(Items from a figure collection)
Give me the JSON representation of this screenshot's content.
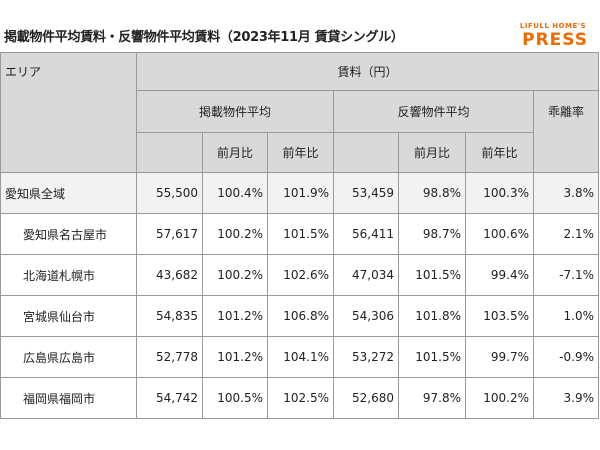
{
  "header": {
    "title": "掲載物件平均賃料・反響物件平均賃料（2023年11月 賃貸シングル）",
    "logo_top": "LIFULL HOME'S",
    "logo_bottom": "PRESS"
  },
  "table": {
    "area_label": "エリア",
    "rent_label": "賃料（円）",
    "listed_label": "掲載物件平均",
    "response_label": "反響物件平均",
    "gap_label": "乖離率",
    "listed_subheaders": [
      "前月比",
      "前年比"
    ],
    "response_subheaders": [
      "前月比",
      "前年比"
    ],
    "rows": [
      [
        "愛知県全域",
        "55,500",
        "100.4%",
        "101.9%",
        "53,459",
        "98.8%",
        "100.3%",
        "3.8%"
      ],
      [
        "愛知県名古屋市",
        "57,617",
        "100.2%",
        "101.5%",
        "56,411",
        "98.7%",
        "100.6%",
        "2.1%"
      ],
      [
        "北海道札幌市",
        "43,682",
        "100.2%",
        "102.6%",
        "47,034",
        "101.5%",
        "99.4%",
        "-7.1%"
      ],
      [
        "宮城県仙台市",
        "54,835",
        "101.2%",
        "106.8%",
        "54,306",
        "101.8%",
        "103.5%",
        "1.0%"
      ],
      [
        "広島県広島市",
        "52,778",
        "101.2%",
        "104.1%",
        "53,272",
        "101.5%",
        "99.7%",
        "-0.9%"
      ],
      [
        "福岡県福岡市",
        "54,742",
        "100.5%",
        "102.5%",
        "52,680",
        "97.8%",
        "100.2%",
        "3.9%"
      ]
    ]
  }
}
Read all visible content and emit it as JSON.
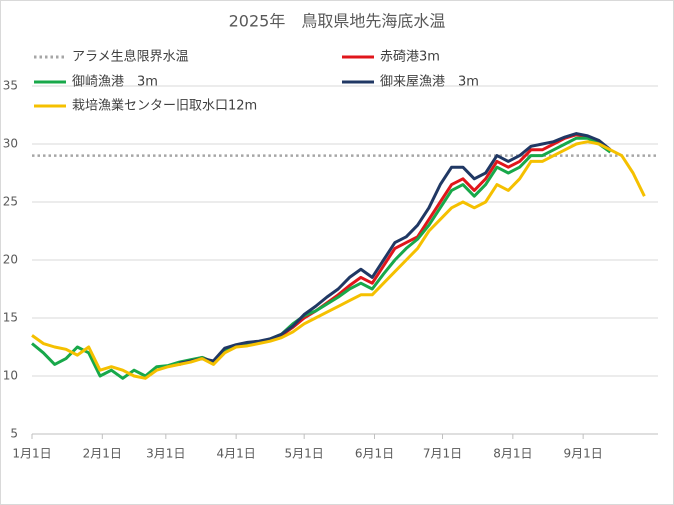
{
  "chart_data": {
    "type": "line",
    "title": "2025年　鳥取県地先海底水温",
    "x": [
      0,
      5,
      10,
      15,
      20,
      25,
      30,
      35,
      40,
      45,
      50,
      55,
      60,
      65,
      70,
      75,
      80,
      85,
      90,
      95,
      100,
      105,
      110,
      115,
      120,
      125,
      130,
      135,
      140,
      145,
      150,
      155,
      160,
      165,
      170,
      175,
      180,
      185,
      190,
      195,
      200,
      205,
      210,
      215,
      220,
      225,
      230,
      235,
      240,
      245,
      250,
      255,
      260,
      265,
      270
    ],
    "xlim": [
      0,
      276
    ],
    "xticks": [
      {
        "value": 0,
        "label": "1月1日"
      },
      {
        "value": 31,
        "label": "2月1日"
      },
      {
        "value": 59,
        "label": "3月1日"
      },
      {
        "value": 90,
        "label": "4月1日"
      },
      {
        "value": 120,
        "label": "5月1日"
      },
      {
        "value": 151,
        "label": "6月1日"
      },
      {
        "value": 181,
        "label": "7月1日"
      },
      {
        "value": 212,
        "label": "8月1日"
      },
      {
        "value": 243,
        "label": "9月1日"
      }
    ],
    "ylim": [
      5,
      35
    ],
    "yticks": [
      5,
      10,
      15,
      20,
      25,
      30,
      35
    ],
    "grid": true,
    "reference_lines": [
      {
        "name": "アラメ生息限界水温",
        "value": 29,
        "color": "#a6a6a6"
      }
    ],
    "series": [
      {
        "name": "赤碕港3m",
        "color": "#e0161b",
        "values": [
          null,
          null,
          null,
          null,
          null,
          null,
          null,
          null,
          null,
          null,
          null,
          null,
          null,
          11.0,
          11.3,
          11.6,
          11.2,
          12.2,
          12.6,
          12.8,
          12.9,
          13.1,
          13.5,
          14.2,
          15.0,
          15.6,
          16.3,
          17.0,
          17.8,
          18.5,
          18.0,
          19.5,
          21.0,
          21.5,
          22.0,
          23.5,
          25.0,
          26.5,
          27.0,
          26.0,
          27.0,
          28.5,
          28.0,
          28.5,
          29.5,
          29.5,
          30.0,
          30.5,
          30.8,
          30.6,
          30.2,
          29.5,
          null,
          null,
          null
        ]
      },
      {
        "name": "御崎漁港　3m",
        "color": "#18a84a",
        "values": [
          12.8,
          12.0,
          11.0,
          11.5,
          12.5,
          12.0,
          10.0,
          10.5,
          9.8,
          10.5,
          10.0,
          10.8,
          10.9,
          11.2,
          11.4,
          11.6,
          11.2,
          12.3,
          12.6,
          12.8,
          12.9,
          13.2,
          13.6,
          14.5,
          15.2,
          15.6,
          16.2,
          16.8,
          17.5,
          18.0,
          17.5,
          18.8,
          20.0,
          21.0,
          21.8,
          23.0,
          24.5,
          26.0,
          26.5,
          25.5,
          26.5,
          28.0,
          27.5,
          28.0,
          29.0,
          29.0,
          29.5,
          30.0,
          30.5,
          30.5,
          30.0,
          29.3,
          null,
          null,
          null
        ]
      },
      {
        "name": "御来屋漁港　3m",
        "color": "#203864",
        "values": [
          null,
          null,
          null,
          null,
          null,
          null,
          null,
          null,
          null,
          null,
          null,
          null,
          null,
          11.1,
          11.3,
          11.5,
          11.3,
          12.4,
          12.7,
          12.9,
          13.0,
          13.2,
          13.6,
          14.3,
          15.3,
          16.0,
          16.8,
          17.5,
          18.5,
          19.2,
          18.5,
          20.0,
          21.5,
          22.0,
          23.0,
          24.5,
          26.5,
          28.0,
          28.0,
          27.0,
          27.5,
          29.0,
          28.5,
          29.0,
          29.8,
          30.0,
          30.2,
          30.6,
          30.9,
          30.7,
          30.3,
          29.5,
          null,
          null,
          null
        ]
      },
      {
        "name": "栽培漁業センター旧取水口12m",
        "color": "#f5c000",
        "values": [
          13.5,
          12.8,
          12.5,
          12.3,
          11.8,
          12.5,
          10.5,
          10.8,
          10.5,
          10.0,
          9.8,
          10.5,
          10.8,
          11.0,
          11.2,
          11.5,
          11.0,
          12.0,
          12.5,
          12.6,
          12.8,
          13.0,
          13.3,
          13.8,
          14.5,
          15.0,
          15.5,
          16.0,
          16.5,
          17.0,
          17.0,
          18.0,
          19.0,
          20.0,
          21.0,
          22.5,
          23.5,
          24.5,
          25.0,
          24.5,
          25.0,
          26.5,
          26.0,
          27.0,
          28.5,
          28.5,
          29.0,
          29.5,
          30.0,
          30.2,
          30.0,
          29.5,
          29.0,
          27.5,
          25.5
        ]
      }
    ]
  }
}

TO DO: Reproduce the entries above without change, omitting all pictures.

SOLUTION TO THE EXERCISE:
Give me the JSON representation of this screenshot's content.
{
  "header": {
    "title": "掲載物件平均賃料・反響物件平均賃料（2023年11月 賃貸シングル）",
    "logo_top": "LIFULL HOME'S",
    "logo_bottom": "PRESS"
  },
  "table": {
    "area_label": "エリア",
    "rent_label": "賃料（円）",
    "listed_label": "掲載物件平均",
    "response_label": "反響物件平均",
    "gap_label": "乖離率",
    "listed_subheaders": [
      "前月比",
      "前年比"
    ],
    "response_subheaders": [
      "前月比",
      "前年比"
    ],
    "rows": [
      [
        "愛知県全域",
        "55,500",
        "100.4%",
        "101.9%",
        "53,459",
        "98.8%",
        "100.3%",
        "3.8%"
      ],
      [
        "愛知県名古屋市",
        "57,617",
        "100.2%",
        "101.5%",
        "56,411",
        "98.7%",
        "100.6%",
        "2.1%"
      ],
      [
        "北海道札幌市",
        "43,682",
        "100.2%",
        "102.6%",
        "47,034",
        "101.5%",
        "99.4%",
        "-7.1%"
      ],
      [
        "宮城県仙台市",
        "54,835",
        "101.2%",
        "106.8%",
        "54,306",
        "101.8%",
        "103.5%",
        "1.0%"
      ],
      [
        "広島県広島市",
        "52,778",
        "101.2%",
        "104.1%",
        "53,272",
        "101.5%",
        "99.7%",
        "-0.9%"
      ],
      [
        "福岡県福岡市",
        "54,742",
        "100.5%",
        "102.5%",
        "52,680",
        "97.8%",
        "100.2%",
        "3.9%"
      ]
    ]
  }
}
Read all visible content and emit it as JSON.
{
  "chart_data": {
    "type": "line",
    "title": "2025年　鳥取県地先海底水温",
    "x": [
      0,
      5,
      10,
      15,
      20,
      25,
      30,
      35,
      40,
      45,
      50,
      55,
      60,
      65,
      70,
      75,
      80,
      85,
      90,
      95,
      100,
      105,
      110,
      115,
      120,
      125,
      130,
      135,
      140,
      145,
      150,
      155,
      160,
      165,
      170,
      175,
      180,
      185,
      190,
      195,
      200,
      205,
      210,
      215,
      220,
      225,
      230,
      235,
      240,
      245,
      250,
      255,
      260,
      265,
      270
    ],
    "xlim": [
      0,
      276
    ],
    "xticks": [
      {
        "value": 0,
        "label": "1月1日"
      },
      {
        "value": 31,
        "label": "2月1日"
      },
      {
        "value": 59,
        "label": "3月1日"
      },
      {
        "value": 90,
        "label": "4月1日"
      },
      {
        "value": 120,
        "label": "5月1日"
      },
      {
        "value": 151,
        "label": "6月1日"
      },
      {
        "value": 181,
        "label": "7月1日"
      },
      {
        "value": 212,
        "label": "8月1日"
      },
      {
        "value": 243,
        "label": "9月1日"
      }
    ],
    "ylim": [
      5,
      35
    ],
    "yticks": [
      5,
      10,
      15,
      20,
      25,
      30,
      35
    ],
    "grid": true,
    "reference_lines": [
      {
        "name": "アラメ生息限界水温",
        "value": 29,
        "color": "#a6a6a6"
      }
    ],
    "series": [
      {
        "name": "赤碕港3m",
        "color": "#e0161b",
        "values": [
          null,
          null,
          null,
          null,
          null,
          null,
          null,
          null,
          null,
          null,
          null,
          null,
          null,
          11.0,
          11.3,
          11.6,
          11.2,
          12.2,
          12.6,
          12.8,
          12.9,
          13.1,
          13.5,
          14.2,
          15.0,
          15.6,
          16.3,
          17.0,
          17.8,
          18.5,
          18.0,
          19.5,
          21.0,
          21.5,
          22.0,
          23.5,
          25.0,
          26.5,
          27.0,
          26.0,
          27.0,
          28.5,
          28.0,
          28.5,
          29.5,
          29.5,
          30.0,
          30.5,
          30.8,
          30.6,
          30.2,
          29.5,
          null,
          null,
          null
        ]
      },
      {
        "name": "御崎漁港　3m",
        "color": "#18a84a",
        "values": [
          12.8,
          12.0,
          11.0,
          11.5,
          12.5,
          12.0,
          10.0,
          10.5,
          9.8,
          10.5,
          10.0,
          10.8,
          10.9,
          11.2,
          11.4,
          11.6,
          11.2,
          12.3,
          12.6,
          12.8,
          12.9,
          13.2,
          13.6,
          14.5,
          15.2,
          15.6,
          16.2,
          16.8,
          17.5,
          18.0,
          17.5,
          18.8,
          20.0,
          21.0,
          21.8,
          23.0,
          24.5,
          26.0,
          26.5,
          25.5,
          26.5,
          28.0,
          27.5,
          28.0,
          29.0,
          29.0,
          29.5,
          30.0,
          30.5,
          30.5,
          30.0,
          29.3,
          null,
          null,
          null
        ]
      },
      {
        "name": "御来屋漁港　3m",
        "color": "#203864",
        "values": [
          null,
          null,
          null,
          null,
          null,
          null,
          null,
          null,
          null,
          null,
          null,
          null,
          null,
          11.1,
          11.3,
          11.5,
          11.3,
          12.4,
          12.7,
          12.9,
          13.0,
          13.2,
          13.6,
          14.3,
          15.3,
          16.0,
          16.8,
          17.5,
          18.5,
          19.2,
          18.5,
          20.0,
          21.5,
          22.0,
          23.0,
          24.5,
          26.5,
          28.0,
          28.0,
          27.0,
          27.5,
          29.0,
          28.5,
          29.0,
          29.8,
          30.0,
          30.2,
          30.6,
          30.9,
          30.7,
          30.3,
          29.5,
          null,
          null,
          null
        ]
      },
      {
        "name": "栽培漁業センター旧取水口12m",
        "color": "#f5c000",
        "values": [
          13.5,
          12.8,
          12.5,
          12.3,
          11.8,
          12.5,
          10.5,
          10.8,
          10.5,
          10.0,
          9.8,
          10.5,
          10.8,
          11.0,
          11.2,
          11.5,
          11.0,
          12.0,
          12.5,
          12.6,
          12.8,
          13.0,
          13.3,
          13.8,
          14.5,
          15.0,
          15.5,
          16.0,
          16.5,
          17.0,
          17.0,
          18.0,
          19.0,
          20.0,
          21.0,
          22.5,
          23.5,
          24.5,
          25.0,
          24.5,
          25.0,
          26.5,
          26.0,
          27.0,
          28.5,
          28.5,
          29.0,
          29.5,
          30.0,
          30.2,
          30.0,
          29.5,
          29.0,
          27.5,
          25.5
        ]
      }
    ]
  }
}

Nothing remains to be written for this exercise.